**Set exercise**.
How many lines of the records below contain the word "HERBATA"? Answer with the number alone.

Dataset items:
- - - - - - -
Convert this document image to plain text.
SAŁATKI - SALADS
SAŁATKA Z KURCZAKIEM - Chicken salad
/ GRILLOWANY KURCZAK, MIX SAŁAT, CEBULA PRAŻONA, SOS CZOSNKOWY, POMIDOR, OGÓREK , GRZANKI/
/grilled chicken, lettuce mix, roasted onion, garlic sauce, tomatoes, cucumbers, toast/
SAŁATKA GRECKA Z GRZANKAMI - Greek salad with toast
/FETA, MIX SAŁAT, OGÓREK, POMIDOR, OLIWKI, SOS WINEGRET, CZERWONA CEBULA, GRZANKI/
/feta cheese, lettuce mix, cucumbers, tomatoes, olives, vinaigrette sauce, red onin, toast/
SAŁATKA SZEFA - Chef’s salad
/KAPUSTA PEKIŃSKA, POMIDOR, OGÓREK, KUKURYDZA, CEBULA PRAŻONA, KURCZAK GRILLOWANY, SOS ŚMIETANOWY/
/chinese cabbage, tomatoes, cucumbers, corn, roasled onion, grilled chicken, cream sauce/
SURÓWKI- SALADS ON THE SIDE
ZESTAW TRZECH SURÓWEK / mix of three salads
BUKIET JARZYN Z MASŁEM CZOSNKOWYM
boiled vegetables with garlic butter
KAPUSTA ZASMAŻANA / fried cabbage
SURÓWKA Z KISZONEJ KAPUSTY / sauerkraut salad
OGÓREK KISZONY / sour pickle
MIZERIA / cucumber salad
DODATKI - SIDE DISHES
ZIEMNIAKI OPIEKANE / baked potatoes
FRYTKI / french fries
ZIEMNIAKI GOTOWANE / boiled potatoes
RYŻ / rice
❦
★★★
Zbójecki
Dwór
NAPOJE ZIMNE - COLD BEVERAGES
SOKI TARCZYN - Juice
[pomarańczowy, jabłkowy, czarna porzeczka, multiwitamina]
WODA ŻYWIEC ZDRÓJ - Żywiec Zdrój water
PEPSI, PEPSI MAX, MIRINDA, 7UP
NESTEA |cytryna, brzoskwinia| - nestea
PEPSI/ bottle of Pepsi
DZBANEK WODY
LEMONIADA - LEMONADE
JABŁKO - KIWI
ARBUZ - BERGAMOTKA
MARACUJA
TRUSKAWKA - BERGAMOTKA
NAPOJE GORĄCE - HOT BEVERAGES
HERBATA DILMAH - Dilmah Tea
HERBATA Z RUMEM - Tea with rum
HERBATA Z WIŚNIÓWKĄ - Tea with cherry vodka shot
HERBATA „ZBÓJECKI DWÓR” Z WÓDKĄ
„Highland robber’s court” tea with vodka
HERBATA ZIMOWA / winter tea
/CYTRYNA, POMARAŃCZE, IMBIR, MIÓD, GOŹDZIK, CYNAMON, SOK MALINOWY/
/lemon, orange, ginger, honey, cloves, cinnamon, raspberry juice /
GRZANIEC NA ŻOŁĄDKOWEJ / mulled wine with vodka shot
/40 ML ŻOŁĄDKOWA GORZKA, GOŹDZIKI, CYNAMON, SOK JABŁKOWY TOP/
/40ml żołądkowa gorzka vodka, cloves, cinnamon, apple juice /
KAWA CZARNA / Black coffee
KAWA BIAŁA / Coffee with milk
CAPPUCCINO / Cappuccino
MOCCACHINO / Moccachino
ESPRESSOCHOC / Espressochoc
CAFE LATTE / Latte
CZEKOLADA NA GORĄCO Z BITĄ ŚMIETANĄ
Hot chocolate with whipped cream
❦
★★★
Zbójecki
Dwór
- - - - - - -
**Correct answer**.
5